TASK INPUTS –
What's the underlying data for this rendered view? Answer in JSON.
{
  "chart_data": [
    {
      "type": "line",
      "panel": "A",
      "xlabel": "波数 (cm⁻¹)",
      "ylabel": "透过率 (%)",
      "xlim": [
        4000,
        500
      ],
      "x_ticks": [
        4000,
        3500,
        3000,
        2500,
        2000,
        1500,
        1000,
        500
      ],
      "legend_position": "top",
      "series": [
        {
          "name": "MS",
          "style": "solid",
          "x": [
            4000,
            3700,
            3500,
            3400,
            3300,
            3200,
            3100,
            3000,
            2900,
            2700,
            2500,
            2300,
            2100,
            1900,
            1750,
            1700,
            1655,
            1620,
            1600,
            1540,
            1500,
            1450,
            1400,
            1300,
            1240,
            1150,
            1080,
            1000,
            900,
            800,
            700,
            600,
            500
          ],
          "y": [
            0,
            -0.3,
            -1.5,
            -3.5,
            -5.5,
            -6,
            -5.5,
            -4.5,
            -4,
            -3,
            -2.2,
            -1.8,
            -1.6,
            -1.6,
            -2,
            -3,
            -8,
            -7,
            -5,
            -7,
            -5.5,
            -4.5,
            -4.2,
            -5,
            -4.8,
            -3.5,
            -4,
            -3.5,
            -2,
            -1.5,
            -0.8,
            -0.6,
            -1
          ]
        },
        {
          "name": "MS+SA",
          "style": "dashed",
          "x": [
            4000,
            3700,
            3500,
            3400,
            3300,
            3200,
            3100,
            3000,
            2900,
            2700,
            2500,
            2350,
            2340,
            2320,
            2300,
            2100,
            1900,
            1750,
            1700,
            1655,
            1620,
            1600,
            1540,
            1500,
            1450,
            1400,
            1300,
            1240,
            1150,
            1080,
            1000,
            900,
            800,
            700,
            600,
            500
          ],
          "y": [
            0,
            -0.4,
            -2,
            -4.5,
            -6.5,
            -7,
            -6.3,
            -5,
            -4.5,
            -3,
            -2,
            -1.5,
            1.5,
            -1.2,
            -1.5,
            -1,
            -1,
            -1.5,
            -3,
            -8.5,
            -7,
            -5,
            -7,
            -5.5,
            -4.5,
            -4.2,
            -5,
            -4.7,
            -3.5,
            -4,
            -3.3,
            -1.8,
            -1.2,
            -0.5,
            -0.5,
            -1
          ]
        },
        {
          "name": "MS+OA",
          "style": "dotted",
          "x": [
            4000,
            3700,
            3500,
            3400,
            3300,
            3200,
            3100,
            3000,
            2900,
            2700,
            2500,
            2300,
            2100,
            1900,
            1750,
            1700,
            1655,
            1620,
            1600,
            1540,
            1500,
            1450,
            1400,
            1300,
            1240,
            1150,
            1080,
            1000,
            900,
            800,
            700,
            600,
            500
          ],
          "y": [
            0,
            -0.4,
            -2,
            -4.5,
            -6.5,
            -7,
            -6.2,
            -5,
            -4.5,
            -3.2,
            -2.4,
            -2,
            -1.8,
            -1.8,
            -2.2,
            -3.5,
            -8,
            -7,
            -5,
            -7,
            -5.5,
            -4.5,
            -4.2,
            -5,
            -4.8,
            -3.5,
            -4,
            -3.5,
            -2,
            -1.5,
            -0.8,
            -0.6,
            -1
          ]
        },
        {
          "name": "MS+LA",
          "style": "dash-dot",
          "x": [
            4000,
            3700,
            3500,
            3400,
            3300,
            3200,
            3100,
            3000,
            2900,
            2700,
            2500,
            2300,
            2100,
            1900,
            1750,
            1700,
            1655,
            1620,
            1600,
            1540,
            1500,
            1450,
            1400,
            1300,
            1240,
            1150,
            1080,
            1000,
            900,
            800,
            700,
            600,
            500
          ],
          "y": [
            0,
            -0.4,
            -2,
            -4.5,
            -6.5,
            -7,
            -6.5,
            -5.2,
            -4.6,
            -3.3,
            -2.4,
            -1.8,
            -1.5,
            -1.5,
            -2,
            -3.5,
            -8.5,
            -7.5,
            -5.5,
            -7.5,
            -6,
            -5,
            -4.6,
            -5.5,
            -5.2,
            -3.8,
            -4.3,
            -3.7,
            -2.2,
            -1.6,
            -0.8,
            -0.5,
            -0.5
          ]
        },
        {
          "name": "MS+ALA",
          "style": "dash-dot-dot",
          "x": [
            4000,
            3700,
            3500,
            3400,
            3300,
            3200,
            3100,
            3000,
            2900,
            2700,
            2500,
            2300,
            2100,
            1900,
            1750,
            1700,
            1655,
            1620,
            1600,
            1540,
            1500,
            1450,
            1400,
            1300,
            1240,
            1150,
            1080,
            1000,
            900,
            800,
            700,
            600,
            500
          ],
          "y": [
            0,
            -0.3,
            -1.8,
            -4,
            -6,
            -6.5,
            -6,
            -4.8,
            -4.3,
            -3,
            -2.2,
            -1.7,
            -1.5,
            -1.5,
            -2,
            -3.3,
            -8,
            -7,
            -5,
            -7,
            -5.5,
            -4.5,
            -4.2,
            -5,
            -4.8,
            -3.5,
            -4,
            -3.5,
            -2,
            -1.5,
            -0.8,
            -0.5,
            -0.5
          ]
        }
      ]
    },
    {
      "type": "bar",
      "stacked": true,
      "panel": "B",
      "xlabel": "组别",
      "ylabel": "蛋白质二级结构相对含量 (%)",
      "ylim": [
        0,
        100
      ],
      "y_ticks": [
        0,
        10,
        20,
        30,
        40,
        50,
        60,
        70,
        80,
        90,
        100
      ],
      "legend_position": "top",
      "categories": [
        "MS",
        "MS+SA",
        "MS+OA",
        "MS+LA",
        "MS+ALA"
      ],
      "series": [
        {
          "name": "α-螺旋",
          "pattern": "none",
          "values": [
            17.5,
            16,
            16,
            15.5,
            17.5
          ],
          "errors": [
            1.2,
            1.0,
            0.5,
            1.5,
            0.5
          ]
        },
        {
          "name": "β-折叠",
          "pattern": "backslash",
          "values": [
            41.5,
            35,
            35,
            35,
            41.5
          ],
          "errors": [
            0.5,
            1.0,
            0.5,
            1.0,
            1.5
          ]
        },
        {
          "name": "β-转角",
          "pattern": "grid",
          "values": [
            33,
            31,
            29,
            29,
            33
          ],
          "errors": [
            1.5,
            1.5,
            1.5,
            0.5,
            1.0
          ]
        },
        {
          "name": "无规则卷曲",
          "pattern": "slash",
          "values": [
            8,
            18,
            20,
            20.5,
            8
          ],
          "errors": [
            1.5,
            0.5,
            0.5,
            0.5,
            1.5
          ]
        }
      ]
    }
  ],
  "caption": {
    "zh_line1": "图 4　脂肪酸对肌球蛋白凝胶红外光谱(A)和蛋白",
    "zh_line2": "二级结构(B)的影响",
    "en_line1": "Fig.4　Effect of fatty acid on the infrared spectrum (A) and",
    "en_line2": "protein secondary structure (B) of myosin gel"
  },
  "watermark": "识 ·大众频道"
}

WORK TASK –
Give back every entry above, complete and exact.

REPLY TO THE EXERCISE –
What's the underlying data for this rendered view? Answer in JSON.
{
  "chart_data": [
    {
      "type": "line",
      "panel": "A",
      "xlabel": "波数 (cm⁻¹)",
      "ylabel": "透过率 (%)",
      "xlim": [
        4000,
        500
      ],
      "x_ticks": [
        4000,
        3500,
        3000,
        2500,
        2000,
        1500,
        1000,
        500
      ],
      "legend_position": "top",
      "series": [
        {
          "name": "MS",
          "style": "solid",
          "x": [
            4000,
            3700,
            3500,
            3400,
            3300,
            3200,
            3100,
            3000,
            2900,
            2700,
            2500,
            2300,
            2100,
            1900,
            1750,
            1700,
            1655,
            1620,
            1600,
            1540,
            1500,
            1450,
            1400,
            1300,
            1240,
            1150,
            1080,
            1000,
            900,
            800,
            700,
            600,
            500
          ],
          "y": [
            0,
            -0.3,
            -1.5,
            -3.5,
            -5.5,
            -6,
            -5.5,
            -4.5,
            -4,
            -3,
            -2.2,
            -1.8,
            -1.6,
            -1.6,
            -2,
            -3,
            -8,
            -7,
            -5,
            -7,
            -5.5,
            -4.5,
            -4.2,
            -5,
            -4.8,
            -3.5,
            -4,
            -3.5,
            -2,
            -1.5,
            -0.8,
            -0.6,
            -1
          ]
        },
        {
          "name": "MS+SA",
          "style": "dashed",
          "x": [
            4000,
            3700,
            3500,
            3400,
            3300,
            3200,
            3100,
            3000,
            2900,
            2700,
            2500,
            2350,
            2340,
            2320,
            2300,
            2100,
            1900,
            1750,
            1700,
            1655,
            1620,
            1600,
            1540,
            1500,
            1450,
            1400,
            1300,
            1240,
            1150,
            1080,
            1000,
            900,
            800,
            700,
            600,
            500
          ],
          "y": [
            0,
            -0.4,
            -2,
            -4.5,
            -6.5,
            -7,
            -6.3,
            -5,
            -4.5,
            -3,
            -2,
            -1.5,
            1.5,
            -1.2,
            -1.5,
            -1,
            -1,
            -1.5,
            -3,
            -8.5,
            -7,
            -5,
            -7,
            -5.5,
            -4.5,
            -4.2,
            -5,
            -4.7,
            -3.5,
            -4,
            -3.3,
            -1.8,
            -1.2,
            -0.5,
            -0.5,
            -1
          ]
        },
        {
          "name": "MS+OA",
          "style": "dotted",
          "x": [
            4000,
            3700,
            3500,
            3400,
            3300,
            3200,
            3100,
            3000,
            2900,
            2700,
            2500,
            2300,
            2100,
            1900,
            1750,
            1700,
            1655,
            1620,
            1600,
            1540,
            1500,
            1450,
            1400,
            1300,
            1240,
            1150,
            1080,
            1000,
            900,
            800,
            700,
            600,
            500
          ],
          "y": [
            0,
            -0.4,
            -2,
            -4.5,
            -6.5,
            -7,
            -6.2,
            -5,
            -4.5,
            -3.2,
            -2.4,
            -2,
            -1.8,
            -1.8,
            -2.2,
            -3.5,
            -8,
            -7,
            -5,
            -7,
            -5.5,
            -4.5,
            -4.2,
            -5,
            -4.8,
            -3.5,
            -4,
            -3.5,
            -2,
            -1.5,
            -0.8,
            -0.6,
            -1
          ]
        },
        {
          "name": "MS+LA",
          "style": "dash-dot",
          "x": [
            4000,
            3700,
            3500,
            3400,
            3300,
            3200,
            3100,
            3000,
            2900,
            2700,
            2500,
            2300,
            2100,
            1900,
            1750,
            1700,
            1655,
            1620,
            1600,
            1540,
            1500,
            1450,
            1400,
            1300,
            1240,
            1150,
            1080,
            1000,
            900,
            800,
            700,
            600,
            500
          ],
          "y": [
            0,
            -0.4,
            -2,
            -4.5,
            -6.5,
            -7,
            -6.5,
            -5.2,
            -4.6,
            -3.3,
            -2.4,
            -1.8,
            -1.5,
            -1.5,
            -2,
            -3.5,
            -8.5,
            -7.5,
            -5.5,
            -7.5,
            -6,
            -5,
            -4.6,
            -5.5,
            -5.2,
            -3.8,
            -4.3,
            -3.7,
            -2.2,
            -1.6,
            -0.8,
            -0.5,
            -0.5
          ]
        },
        {
          "name": "MS+ALA",
          "style": "dash-dot-dot",
          "x": [
            4000,
            3700,
            3500,
            3400,
            3300,
            3200,
            3100,
            3000,
            2900,
            2700,
            2500,
            2300,
            2100,
            1900,
            1750,
            1700,
            1655,
            1620,
            1600,
            1540,
            1500,
            1450,
            1400,
            1300,
            1240,
            1150,
            1080,
            1000,
            900,
            800,
            700,
            600,
            500
          ],
          "y": [
            0,
            -0.3,
            -1.8,
            -4,
            -6,
            -6.5,
            -6,
            -4.8,
            -4.3,
            -3,
            -2.2,
            -1.7,
            -1.5,
            -1.5,
            -2,
            -3.3,
            -8,
            -7,
            -5,
            -7,
            -5.5,
            -4.5,
            -4.2,
            -5,
            -4.8,
            -3.5,
            -4,
            -3.5,
            -2,
            -1.5,
            -0.8,
            -0.5,
            -0.5
          ]
        }
      ]
    },
    {
      "type": "bar",
      "stacked": true,
      "panel": "B",
      "xlabel": "组别",
      "ylabel": "蛋白质二级结构相对含量 (%)",
      "ylim": [
        0,
        100
      ],
      "y_ticks": [
        0,
        10,
        20,
        30,
        40,
        50,
        60,
        70,
        80,
        90,
        100
      ],
      "legend_position": "top",
      "categories": [
        "MS",
        "MS+SA",
        "MS+OA",
        "MS+LA",
        "MS+ALA"
      ],
      "series": [
        {
          "name": "α-螺旋",
          "pattern": "none",
          "values": [
            17.5,
            16,
            16,
            15.5,
            17.5
          ],
          "errors": [
            1.2,
            1.0,
            0.5,
            1.5,
            0.5
          ]
        },
        {
          "name": "β-折叠",
          "pattern": "backslash",
          "values": [
            41.5,
            35,
            35,
            35,
            41.5
          ],
          "errors": [
            0.5,
            1.0,
            0.5,
            1.0,
            1.5
          ]
        },
        {
          "name": "β-转角",
          "pattern": "grid",
          "values": [
            33,
            31,
            29,
            29,
            33
          ],
          "errors": [
            1.5,
            1.5,
            1.5,
            0.5,
            1.0
          ]
        },
        {
          "name": "无规则卷曲",
          "pattern": "slash",
          "values": [
            8,
            18,
            20,
            20.5,
            8
          ],
          "errors": [
            1.5,
            0.5,
            0.5,
            0.5,
            1.5
          ]
        }
      ]
    }
  ],
  "caption": {
    "zh_line1": "图 4　脂肪酸对肌球蛋白凝胶红外光谱(A)和蛋白",
    "zh_line2": "二级结构(B)的影响",
    "en_line1": "Fig.4　Effect of fatty acid on the infrared spectrum (A) and",
    "en_line2": "protein secondary structure (B) of myosin gel"
  },
  "watermark": "识 ·大众频道"
}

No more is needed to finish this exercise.